**** Available data ****
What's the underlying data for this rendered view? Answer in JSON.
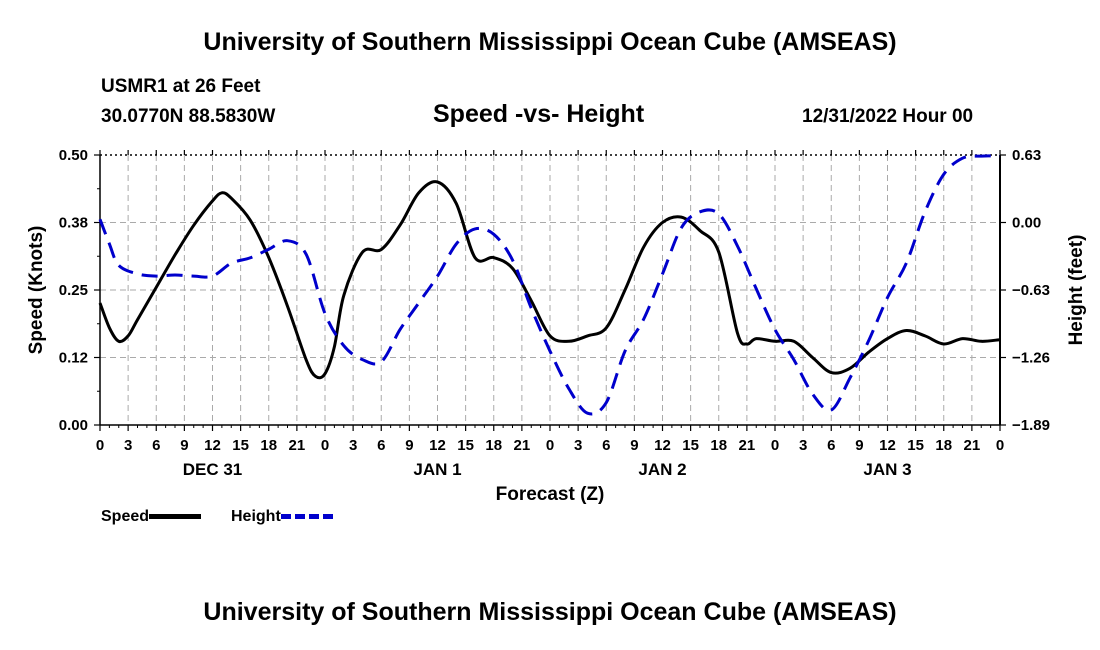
{
  "header": {
    "title": "University of Southern Mississippi Ocean Cube (AMSEAS)",
    "station": "USMR1 at 26 Feet",
    "coordinates": "30.0770N  88.5830W",
    "datetime": "12/31/2022 Hour 00"
  },
  "footer": {
    "title": "University of Southern Mississippi Ocean Cube (AMSEAS)"
  },
  "legend": {
    "speed_label": "Speed",
    "height_label": "Height"
  },
  "colors": {
    "speed": "#000000",
    "height": "#0000cc",
    "grid": "#aaaaaa"
  },
  "chart_data": {
    "type": "line",
    "title": "Speed -vs- Height",
    "xlabel": "Forecast (Z)",
    "ylabel": "Speed (Knots)",
    "y2label": "Height (feet)",
    "xlim": [
      0,
      96
    ],
    "ylim": [
      0,
      0.5
    ],
    "y2lim": [
      -1.89,
      0.63
    ],
    "grid": true,
    "x_ticks": [
      0,
      3,
      6,
      9,
      12,
      15,
      18,
      21,
      24,
      27,
      30,
      33,
      36,
      39,
      42,
      45,
      48,
      51,
      54,
      57,
      60,
      63,
      66,
      69,
      72,
      75,
      78,
      81,
      84,
      87,
      90,
      93,
      96
    ],
    "x_tick_labels": [
      "0",
      "3",
      "6",
      "9",
      "12",
      "15",
      "18",
      "21",
      "0",
      "3",
      "6",
      "9",
      "12",
      "15",
      "18",
      "21",
      "0",
      "3",
      "6",
      "9",
      "12",
      "15",
      "18",
      "21",
      "0",
      "3",
      "6",
      "9",
      "12",
      "15",
      "18",
      "21",
      "0"
    ],
    "day_labels": [
      {
        "x": 12,
        "label": "DEC 31"
      },
      {
        "x": 36,
        "label": "JAN 1"
      },
      {
        "x": 60,
        "label": "JAN 2"
      },
      {
        "x": 84,
        "label": "JAN 3"
      }
    ],
    "y_ticks": [
      0,
      0.125,
      0.25,
      0.375,
      0.5
    ],
    "y_tick_labels": [
      "0.00",
      "0.12",
      "0.25",
      "0.38",
      "0.50"
    ],
    "y2_ticks": [
      -1.89,
      -1.26,
      -0.63,
      0.0,
      0.63
    ],
    "y2_tick_labels": [
      "−1.89",
      "−1.26",
      "−0.63",
      "0.00",
      "0.63"
    ],
    "series": [
      {
        "name": "Speed",
        "axis": "left",
        "style": "solid",
        "x": [
          0,
          1,
          2,
          3,
          4,
          6,
          8,
          10,
          12,
          13,
          14,
          16,
          18,
          20,
          22,
          23,
          24,
          25,
          26,
          28,
          30,
          32,
          34,
          36,
          38,
          40,
          42,
          44,
          46,
          48,
          50,
          52,
          54,
          56,
          58,
          60,
          62,
          64,
          66,
          68,
          69,
          70,
          72,
          74,
          76,
          78,
          80,
          82,
          84,
          86,
          88,
          90,
          92,
          94,
          96
        ],
        "values": [
          0.226,
          0.18,
          0.155,
          0.165,
          0.195,
          0.255,
          0.315,
          0.37,
          0.415,
          0.43,
          0.42,
          0.38,
          0.31,
          0.22,
          0.12,
          0.09,
          0.095,
          0.145,
          0.24,
          0.32,
          0.325,
          0.37,
          0.43,
          0.45,
          0.41,
          0.31,
          0.31,
          0.29,
          0.23,
          0.165,
          0.155,
          0.165,
          0.18,
          0.25,
          0.33,
          0.375,
          0.385,
          0.36,
          0.32,
          0.17,
          0.15,
          0.16,
          0.155,
          0.155,
          0.125,
          0.097,
          0.105,
          0.135,
          0.16,
          0.175,
          0.165,
          0.15,
          0.16,
          0.155,
          0.158
        ]
      },
      {
        "name": "Height",
        "axis": "right",
        "style": "dashed",
        "x": [
          0,
          1,
          2,
          4,
          6,
          8,
          10,
          12,
          14,
          16,
          18,
          20,
          22,
          24,
          26,
          28,
          30,
          32,
          34,
          36,
          38,
          40,
          42,
          44,
          46,
          48,
          50,
          52,
          54,
          56,
          58,
          60,
          62,
          64,
          66,
          68,
          70,
          72,
          74,
          76,
          78,
          80,
          82,
          84,
          86,
          88,
          90,
          92,
          94,
          96
        ],
        "values": [
          0.03,
          -0.2,
          -0.4,
          -0.48,
          -0.5,
          -0.49,
          -0.5,
          -0.5,
          -0.38,
          -0.33,
          -0.25,
          -0.17,
          -0.3,
          -0.85,
          -1.15,
          -1.28,
          -1.3,
          -1.0,
          -0.75,
          -0.5,
          -0.2,
          -0.06,
          -0.11,
          -0.35,
          -0.8,
          -1.2,
          -1.55,
          -1.78,
          -1.68,
          -1.2,
          -0.9,
          -0.48,
          -0.05,
          0.1,
          0.08,
          -0.22,
          -0.62,
          -1.0,
          -1.28,
          -1.6,
          -1.75,
          -1.45,
          -1.1,
          -0.7,
          -0.38,
          0.1,
          0.45,
          0.6,
          0.62,
          0.62
        ]
      }
    ]
  }
}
****
- Task requirements
Pull out every line in the data above that has the word "Cube".

- Correct output
    "title": "University of Southern Mississippi Ocean Cube (AMSEAS)",
    "title": "University of Southern Mississippi Ocean Cube (AMSEAS)"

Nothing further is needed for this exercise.